→ **Task prompt**
Collect the lines of the entries where "nearly" shows up.

Saved entries:
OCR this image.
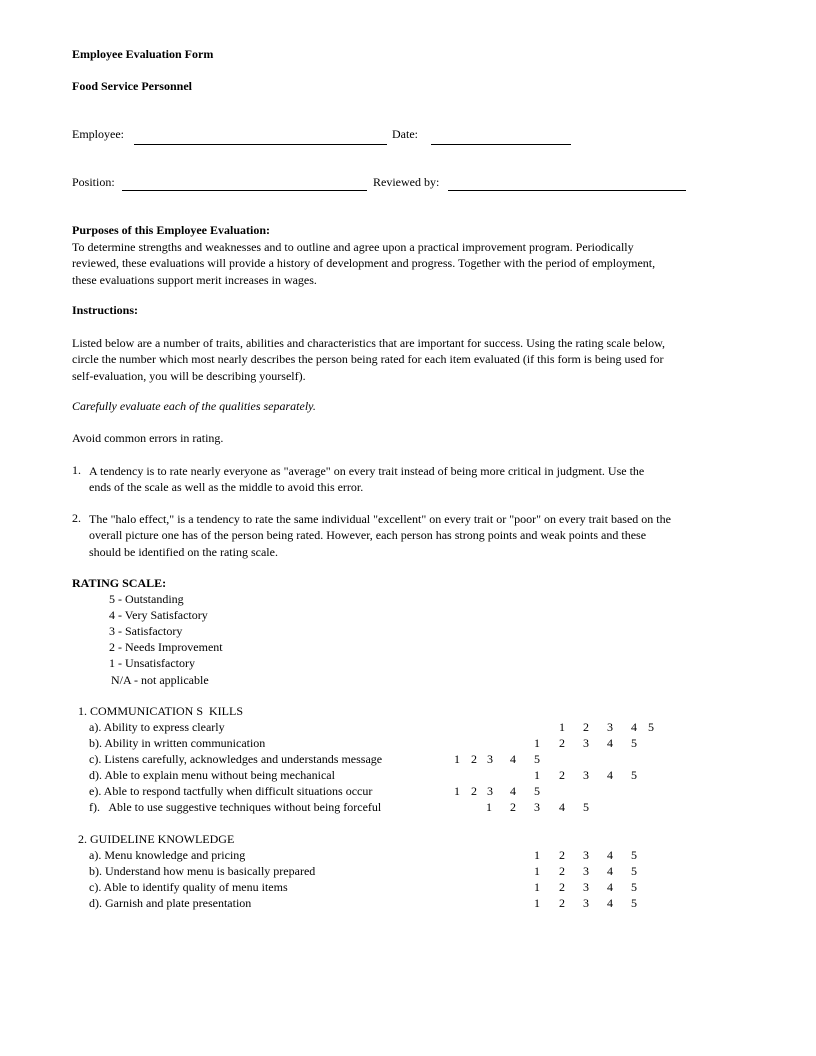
Employee Evaluation Form
Food Service Personnel
Employee:	Date:
Position:	Reviewed by:
Purposes of this Employee Evaluation:
To determine strengths and weaknesses and to outline and agree upon a practical improvement program. Periodically
reviewed, these evaluations will provide a history of development and progress. Together with the period of employment,
these evaluations support merit increases in wages.
Instructions:
Listed below are a number of traits, abilities and characteristics that are important for success. Using the rating scale below,
circle the number which most nearly describes the person being rated for each item evaluated (if this form is being used for
self-evaluation, you will be describing yourself).
Carefully evaluate each of the qualities separately.
Avoid common errors in rating.
1. A tendency is to rate nearly everyone as "average" on every trait instead of being more critical in judgment. Use the
ends of the scale as well as the middle to avoid this error.
2. The "halo effect," is a tendency to rate the same individual "excellent" on every trait or "poor" on every trait based on the
overall picture one has of the person being rated. However, each person has strong points and weak points and these
should be identified on the rating scale.
RATING SCALE:
5 - Outstanding
4 - Very Satisfactory
3 - Satisfactory
2 - Needs Improvement
1 - Unsatisfactory
N/A - not applicable
1. COMMUNICATION S  KILLS
a). Ability to express clearly
b). Ability in written communication
c). Listens carefully, acknowledges and understands message
d). Able to explain menu without being mechanical
e). Able to respond tactfully when difficult situations occur
f).   Able to use suggestive techniques without being forceful
2. GUIDELINE KNOWLEDGE
a). Menu knowledge and pricing
b). Understand how menu is basically prepared
c). Able to identify quality of menu items
d). Garnish and plate presentation
1 2 3 4 5
1 2 3 4 5
1 2 3 4 5
1 2 3 4 5
1 2 3 4 5
1 2 3 4 5
1 2 3 4 5
1 2 3 4 5
1 2 3 4 5
1 2 3 4 5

→ **Response to this exercise**
circle the number which most nearly describes the person being rated for each item evaluated (if this form is being used for
1. A tendency is to rate nearly everyone as "average" on every trait instead of being more critical in judgment. Use the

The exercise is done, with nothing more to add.